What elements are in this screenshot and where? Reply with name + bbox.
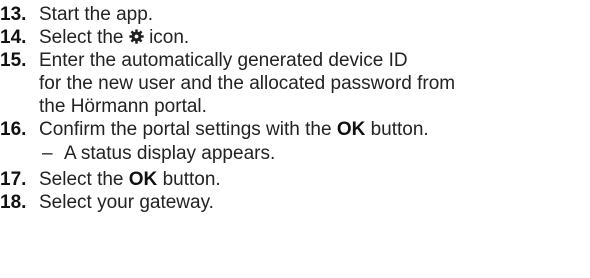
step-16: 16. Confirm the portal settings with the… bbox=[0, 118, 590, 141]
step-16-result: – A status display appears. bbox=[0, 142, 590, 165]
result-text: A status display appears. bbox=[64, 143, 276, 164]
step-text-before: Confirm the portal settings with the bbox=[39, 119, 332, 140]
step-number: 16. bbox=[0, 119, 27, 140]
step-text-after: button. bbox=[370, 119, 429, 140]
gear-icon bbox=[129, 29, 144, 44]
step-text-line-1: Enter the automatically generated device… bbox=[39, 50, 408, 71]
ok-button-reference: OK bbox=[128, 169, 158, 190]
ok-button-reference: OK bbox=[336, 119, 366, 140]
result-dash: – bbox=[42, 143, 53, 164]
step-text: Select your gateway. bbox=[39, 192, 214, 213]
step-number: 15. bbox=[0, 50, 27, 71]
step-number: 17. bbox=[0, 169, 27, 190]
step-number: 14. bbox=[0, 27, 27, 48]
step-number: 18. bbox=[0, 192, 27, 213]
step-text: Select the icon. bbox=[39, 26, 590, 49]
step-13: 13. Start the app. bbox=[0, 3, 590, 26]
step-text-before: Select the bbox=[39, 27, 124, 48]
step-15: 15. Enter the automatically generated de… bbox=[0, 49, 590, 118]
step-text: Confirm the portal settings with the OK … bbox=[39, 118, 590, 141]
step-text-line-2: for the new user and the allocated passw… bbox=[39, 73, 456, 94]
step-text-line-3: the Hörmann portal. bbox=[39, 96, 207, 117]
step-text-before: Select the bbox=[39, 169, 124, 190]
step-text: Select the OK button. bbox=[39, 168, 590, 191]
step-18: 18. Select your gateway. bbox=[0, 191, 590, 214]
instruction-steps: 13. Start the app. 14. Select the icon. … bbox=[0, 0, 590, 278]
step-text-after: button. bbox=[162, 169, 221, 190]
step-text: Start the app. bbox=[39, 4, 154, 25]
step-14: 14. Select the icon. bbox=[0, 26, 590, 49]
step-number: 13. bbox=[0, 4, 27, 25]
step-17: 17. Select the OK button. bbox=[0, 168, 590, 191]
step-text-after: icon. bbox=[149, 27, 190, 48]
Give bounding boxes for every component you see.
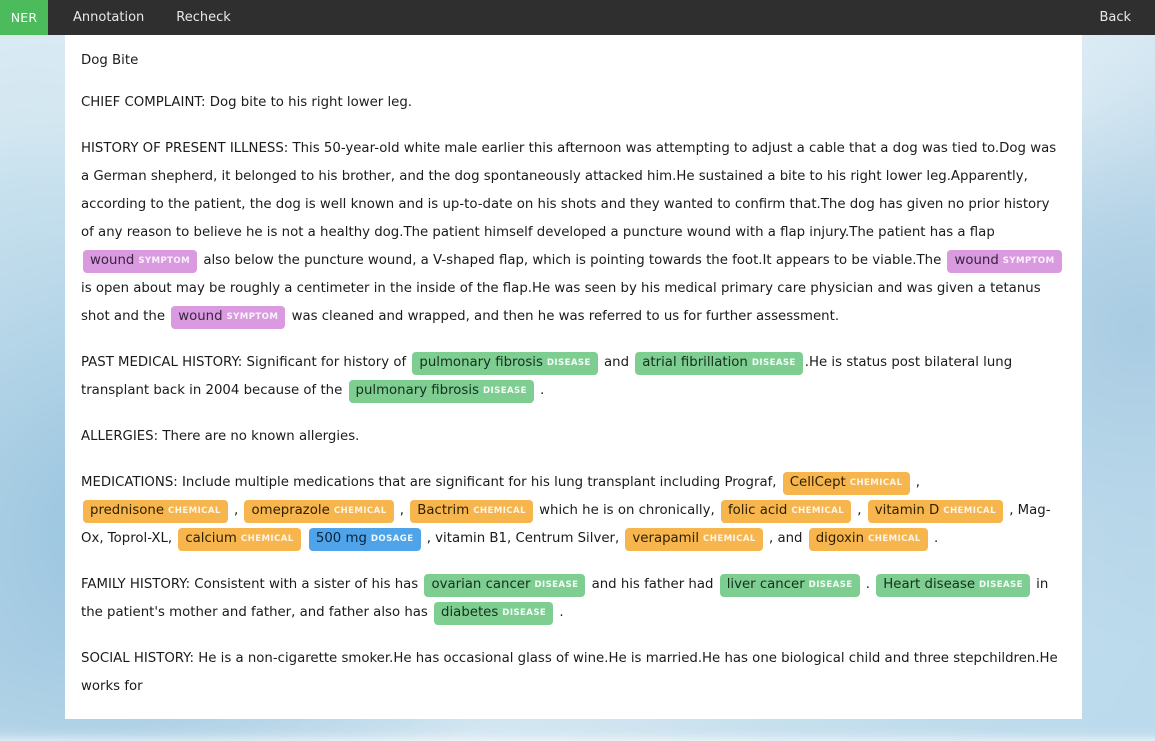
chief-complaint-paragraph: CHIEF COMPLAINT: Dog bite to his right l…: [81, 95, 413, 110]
------------
■ **Directions**
Copy out every line of the material above word for word, leaving out the pictures.

■ **The solution**
What elements are in this screenshot and where? Reply with name + bbox.
step-16: 16. Confirm the portal settings with the… bbox=[0, 118, 590, 141]
step-16-result: – A status display appears. bbox=[0, 142, 590, 165]
result-text: A status display appears. bbox=[64, 143, 276, 164]
step-text-before: Confirm the portal settings with the bbox=[39, 119, 332, 140]
step-number: 16. bbox=[0, 119, 27, 140]
step-text-after: button. bbox=[370, 119, 429, 140]
gear-icon bbox=[129, 29, 144, 44]
step-text-line-1: Enter the automatically generated device… bbox=[39, 50, 408, 71]
ok-button-reference: OK bbox=[128, 169, 158, 190]
ok-button-reference: OK bbox=[336, 119, 366, 140]
result-dash: – bbox=[42, 143, 53, 164]
step-text: Select your gateway. bbox=[39, 192, 214, 213]
step-number: 15. bbox=[0, 50, 27, 71]
step-number: 17. bbox=[0, 169, 27, 190]
step-number: 14. bbox=[0, 27, 27, 48]
step-number: 18. bbox=[0, 192, 27, 213]
step-text: Select the icon. bbox=[39, 26, 590, 49]
step-13: 13. Start the app. bbox=[0, 3, 590, 26]
step-text-before: Select the bbox=[39, 27, 124, 48]
step-15: 15. Enter the automatically generated de… bbox=[0, 49, 590, 118]
step-text: Confirm the portal settings with the OK … bbox=[39, 118, 590, 141]
step-text-line-2: for the new user and the allocated passw… bbox=[39, 73, 456, 94]
step-text-line-3: the Hörmann portal. bbox=[39, 96, 207, 117]
step-text-before: Select the bbox=[39, 169, 124, 190]
step-text: Select the OK button. bbox=[39, 168, 590, 191]
step-18: 18. Select your gateway. bbox=[0, 191, 590, 214]
instruction-steps: 13. Start the app. 14. Select the icon. … bbox=[0, 0, 590, 278]
step-text-after: button. bbox=[162, 169, 221, 190]
step-text: Start the app. bbox=[39, 4, 154, 25]
step-14: 14. Select the icon. bbox=[0, 26, 590, 49]
step-number: 13. bbox=[0, 4, 27, 25]
step-17: 17. Select the OK button. bbox=[0, 168, 590, 191]
step-text-after: icon. bbox=[149, 27, 190, 48]
Give bounding boxes for every component you see.
chief-complaint-paragraph: CHIEF COMPLAINT: Dog bite to his right l…: [81, 95, 413, 110]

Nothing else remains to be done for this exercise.